§ Job: The records that follow are to be repeated without alteration.

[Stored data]
==================================================
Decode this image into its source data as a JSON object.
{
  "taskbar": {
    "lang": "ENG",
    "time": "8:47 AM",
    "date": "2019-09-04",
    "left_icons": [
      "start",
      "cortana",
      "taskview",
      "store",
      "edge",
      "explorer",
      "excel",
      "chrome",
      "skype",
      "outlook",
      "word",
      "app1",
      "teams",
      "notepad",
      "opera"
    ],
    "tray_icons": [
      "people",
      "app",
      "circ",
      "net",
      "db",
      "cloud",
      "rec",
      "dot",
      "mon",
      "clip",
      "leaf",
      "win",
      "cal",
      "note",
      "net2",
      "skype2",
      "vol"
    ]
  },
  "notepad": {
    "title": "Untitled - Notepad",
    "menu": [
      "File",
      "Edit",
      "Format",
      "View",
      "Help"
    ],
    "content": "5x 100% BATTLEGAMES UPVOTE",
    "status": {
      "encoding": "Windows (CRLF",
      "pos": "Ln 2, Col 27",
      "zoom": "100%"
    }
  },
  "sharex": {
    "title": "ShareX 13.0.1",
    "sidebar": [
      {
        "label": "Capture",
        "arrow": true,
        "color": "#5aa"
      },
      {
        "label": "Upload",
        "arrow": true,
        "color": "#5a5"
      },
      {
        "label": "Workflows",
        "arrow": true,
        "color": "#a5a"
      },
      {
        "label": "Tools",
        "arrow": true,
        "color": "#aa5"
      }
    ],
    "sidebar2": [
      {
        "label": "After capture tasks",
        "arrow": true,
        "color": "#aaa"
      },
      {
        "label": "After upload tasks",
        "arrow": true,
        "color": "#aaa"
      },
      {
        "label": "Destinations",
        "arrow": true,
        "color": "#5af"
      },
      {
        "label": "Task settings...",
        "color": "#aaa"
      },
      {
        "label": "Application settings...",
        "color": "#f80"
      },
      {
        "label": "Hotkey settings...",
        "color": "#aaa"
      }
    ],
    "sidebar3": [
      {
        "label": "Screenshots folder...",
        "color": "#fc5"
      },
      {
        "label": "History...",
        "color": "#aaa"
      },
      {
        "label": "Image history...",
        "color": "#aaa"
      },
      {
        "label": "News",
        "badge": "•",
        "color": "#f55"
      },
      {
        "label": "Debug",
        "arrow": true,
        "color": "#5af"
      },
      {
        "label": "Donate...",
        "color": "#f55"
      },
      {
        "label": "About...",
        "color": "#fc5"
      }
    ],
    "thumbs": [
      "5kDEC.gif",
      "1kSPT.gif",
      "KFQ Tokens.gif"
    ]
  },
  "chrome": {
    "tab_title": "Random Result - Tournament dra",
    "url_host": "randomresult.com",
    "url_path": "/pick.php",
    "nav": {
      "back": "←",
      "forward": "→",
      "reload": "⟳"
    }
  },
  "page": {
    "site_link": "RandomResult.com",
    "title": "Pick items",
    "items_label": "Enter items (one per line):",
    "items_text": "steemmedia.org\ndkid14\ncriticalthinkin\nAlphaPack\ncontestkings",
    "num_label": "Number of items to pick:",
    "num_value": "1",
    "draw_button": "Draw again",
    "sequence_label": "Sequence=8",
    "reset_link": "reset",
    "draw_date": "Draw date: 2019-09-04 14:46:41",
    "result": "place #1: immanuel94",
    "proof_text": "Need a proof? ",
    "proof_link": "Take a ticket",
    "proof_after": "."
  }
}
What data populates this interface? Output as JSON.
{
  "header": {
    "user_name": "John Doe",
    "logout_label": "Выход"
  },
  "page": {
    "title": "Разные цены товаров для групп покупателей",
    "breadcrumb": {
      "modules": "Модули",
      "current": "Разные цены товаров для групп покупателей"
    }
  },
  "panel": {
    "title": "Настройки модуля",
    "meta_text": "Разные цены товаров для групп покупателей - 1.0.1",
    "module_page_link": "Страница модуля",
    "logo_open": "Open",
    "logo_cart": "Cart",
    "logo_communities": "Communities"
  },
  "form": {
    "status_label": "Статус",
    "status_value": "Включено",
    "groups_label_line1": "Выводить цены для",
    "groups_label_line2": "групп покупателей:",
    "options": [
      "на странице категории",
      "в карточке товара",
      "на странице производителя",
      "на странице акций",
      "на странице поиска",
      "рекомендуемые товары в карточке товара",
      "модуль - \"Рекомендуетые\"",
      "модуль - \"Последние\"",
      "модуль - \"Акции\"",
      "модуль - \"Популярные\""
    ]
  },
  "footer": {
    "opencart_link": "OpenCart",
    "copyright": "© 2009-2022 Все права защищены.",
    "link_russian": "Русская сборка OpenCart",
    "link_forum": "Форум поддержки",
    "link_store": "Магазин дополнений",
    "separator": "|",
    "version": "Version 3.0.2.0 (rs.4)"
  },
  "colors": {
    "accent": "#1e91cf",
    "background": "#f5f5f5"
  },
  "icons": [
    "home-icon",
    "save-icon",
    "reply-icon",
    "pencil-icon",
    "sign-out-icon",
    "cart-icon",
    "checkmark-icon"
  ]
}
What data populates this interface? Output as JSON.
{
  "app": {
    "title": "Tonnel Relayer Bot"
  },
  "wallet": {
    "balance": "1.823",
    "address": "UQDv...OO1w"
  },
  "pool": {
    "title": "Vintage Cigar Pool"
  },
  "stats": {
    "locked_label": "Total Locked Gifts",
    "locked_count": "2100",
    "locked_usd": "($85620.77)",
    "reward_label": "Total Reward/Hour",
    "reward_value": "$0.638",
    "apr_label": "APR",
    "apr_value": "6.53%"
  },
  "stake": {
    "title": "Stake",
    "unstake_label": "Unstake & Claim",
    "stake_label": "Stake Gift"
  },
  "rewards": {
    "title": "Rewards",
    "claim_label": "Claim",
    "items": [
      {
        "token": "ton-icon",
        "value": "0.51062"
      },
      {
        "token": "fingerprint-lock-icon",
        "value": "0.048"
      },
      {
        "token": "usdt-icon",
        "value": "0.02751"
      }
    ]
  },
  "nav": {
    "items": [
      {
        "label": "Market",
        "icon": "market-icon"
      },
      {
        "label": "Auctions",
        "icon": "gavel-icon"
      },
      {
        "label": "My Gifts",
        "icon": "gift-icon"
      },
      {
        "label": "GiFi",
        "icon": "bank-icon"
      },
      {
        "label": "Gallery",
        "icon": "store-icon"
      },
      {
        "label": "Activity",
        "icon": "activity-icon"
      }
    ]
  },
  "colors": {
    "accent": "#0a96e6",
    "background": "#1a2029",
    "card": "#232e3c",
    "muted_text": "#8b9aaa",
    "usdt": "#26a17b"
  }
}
==================================================
§ Output for this exercise:
Decode this image into its source data as a JSON object.
{
  "taskbar": {
    "lang": "ENG",
    "time": "8:47 AM",
    "date": "2019-09-04",
    "left_icons": [
      "start",
      "cortana",
      "taskview",
      "store",
      "edge",
      "explorer",
      "excel",
      "chrome",
      "skype",
      "outlook",
      "word",
      "app1",
      "teams",
      "notepad",
      "opera"
    ],
    "tray_icons": [
      "people",
      "app",
      "circ",
      "net",
      "db",
      "cloud",
      "rec",
      "dot",
      "mon",
      "clip",
      "leaf",
      "win",
      "cal",
      "note",
      "net2",
      "skype2",
      "vol"
    ]
  },
  "notepad": {
    "title": "Untitled - Notepad",
    "menu": [
      "File",
      "Edit",
      "Format",
      "View",
      "Help"
    ],
    "content": "5x 100% BATTLEGAMES UPVOTE",
    "status": {
      "encoding": "Windows (CRLF",
      "pos": "Ln 2, Col 27",
      "zoom": "100%"
    }
  },
  "sharex": {
    "title": "ShareX 13.0.1",
    "sidebar": [
      {
        "label": "Capture",
        "arrow": true,
        "color": "#5aa"
      },
      {
        "label": "Upload",
        "arrow": true,
        "color": "#5a5"
      },
      {
        "label": "Workflows",
        "arrow": true,
        "color": "#a5a"
      },
      {
        "label": "Tools",
        "arrow": true,
        "color": "#aa5"
      }
    ],
    "sidebar2": [
      {
        "label": "After capture tasks",
        "arrow": true,
        "color": "#aaa"
      },
      {
        "label": "After upload tasks",
        "arrow": true,
        "color": "#aaa"
      },
      {
        "label": "Destinations",
        "arrow": true,
        "color": "#5af"
      },
      {
        "label": "Task settings...",
        "color": "#aaa"
      },
      {
        "label": "Application settings...",
        "color": "#f80"
      },
      {
        "label": "Hotkey settings...",
        "color": "#aaa"
      }
    ],
    "sidebar3": [
      {
        "label": "Screenshots folder...",
        "color": "#fc5"
      },
      {
        "label": "History...",
        "color": "#aaa"
      },
      {
        "label": "Image history...",
        "color": "#aaa"
      },
      {
        "label": "News",
        "badge": "•",
        "color": "#f55"
      },
      {
        "label": "Debug",
        "arrow": true,
        "color": "#5af"
      },
      {
        "label": "Donate...",
        "color": "#f55"
      },
      {
        "label": "About...",
        "color": "#fc5"
      }
    ],
    "thumbs": [
      "5kDEC.gif",
      "1kSPT.gif",
      "KFQ Tokens.gif"
    ]
  },
  "chrome": {
    "tab_title": "Random Result - Tournament dra",
    "url_host": "randomresult.com",
    "url_path": "/pick.php",
    "nav": {
      "back": "←",
      "forward": "→",
      "reload": "⟳"
    }
  },
  "page": {
    "site_link": "RandomResult.com",
    "title": "Pick items",
    "items_label": "Enter items (one per line):",
    "items_text": "steemmedia.org\ndkid14\ncriticalthinkin\nAlphaPack\ncontestkings",
    "num_label": "Number of items to pick:",
    "num_value": "1",
    "draw_button": "Draw again",
    "sequence_label": "Sequence=8",
    "reset_link": "reset",
    "draw_date": "Draw date: 2019-09-04 14:46:41",
    "result": "place #1: immanuel94",
    "proof_text": "Need a proof? ",
    "proof_link": "Take a ticket",
    "proof_after": "."
  }
}
What data populates this interface? Output as JSON.
{
  "header": {
    "user_name": "John Doe",
    "logout_label": "Выход"
  },
  "page": {
    "title": "Разные цены товаров для групп покупателей",
    "breadcrumb": {
      "modules": "Модули",
      "current": "Разные цены товаров для групп покупателей"
    }
  },
  "panel": {
    "title": "Настройки модуля",
    "meta_text": "Разные цены товаров для групп покупателей - 1.0.1",
    "module_page_link": "Страница модуля",
    "logo_open": "Open",
    "logo_cart": "Cart",
    "logo_communities": "Communities"
  },
  "form": {
    "status_label": "Статус",
    "status_value": "Включено",
    "groups_label_line1": "Выводить цены для",
    "groups_label_line2": "групп покупателей:",
    "options": [
      "на странице категории",
      "в карточке товара",
      "на странице производителя",
      "на странице акций",
      "на странице поиска",
      "рекомендуемые товары в карточке товара",
      "модуль - \"Рекомендуетые\"",
      "модуль - \"Последние\"",
      "модуль - \"Акции\"",
      "модуль - \"Популярные\""
    ]
  },
  "footer": {
    "opencart_link": "OpenCart",
    "copyright": "© 2009-2022 Все права защищены.",
    "link_russian": "Русская сборка OpenCart",
    "link_forum": "Форум поддержки",
    "link_store": "Магазин дополнений",
    "separator": "|",
    "version": "Version 3.0.2.0 (rs.4)"
  },
  "colors": {
    "accent": "#1e91cf",
    "background": "#f5f5f5"
  },
  "icons": [
    "home-icon",
    "save-icon",
    "reply-icon",
    "pencil-icon",
    "sign-out-icon",
    "cart-icon",
    "checkmark-icon"
  ]
}
What data populates this interface? Output as JSON.
{
  "app": {
    "title": "Tonnel Relayer Bot"
  },
  "wallet": {
    "balance": "1.823",
    "address": "UQDv...OO1w"
  },
  "pool": {
    "title": "Vintage Cigar Pool"
  },
  "stats": {
    "locked_label": "Total Locked Gifts",
    "locked_count": "2100",
    "locked_usd": "($85620.77)",
    "reward_label": "Total Reward/Hour",
    "reward_value": "$0.638",
    "apr_label": "APR",
    "apr_value": "6.53%"
  },
  "stake": {
    "title": "Stake",
    "unstake_label": "Unstake & Claim",
    "stake_label": "Stake Gift"
  },
  "rewards": {
    "title": "Rewards",
    "claim_label": "Claim",
    "items": [
      {
        "token": "ton-icon",
        "value": "0.51062"
      },
      {
        "token": "fingerprint-lock-icon",
        "value": "0.048"
      },
      {
        "token": "usdt-icon",
        "value": "0.02751"
      }
    ]
  },
  "nav": {
    "items": [
      {
        "label": "Market",
        "icon": "market-icon"
      },
      {
        "label": "Auctions",
        "icon": "gavel-icon"
      },
      {
        "label": "My Gifts",
        "icon": "gift-icon"
      },
      {
        "label": "GiFi",
        "icon": "bank-icon"
      },
      {
        "label": "Gallery",
        "icon": "store-icon"
      },
      {
        "label": "Activity",
        "icon": "activity-icon"
      }
    ]
  },
  "colors": {
    "accent": "#0a96e6",
    "background": "#1a2029",
    "card": "#232e3c",
    "muted_text": "#8b9aaa",
    "usdt": "#26a17b"
  }
}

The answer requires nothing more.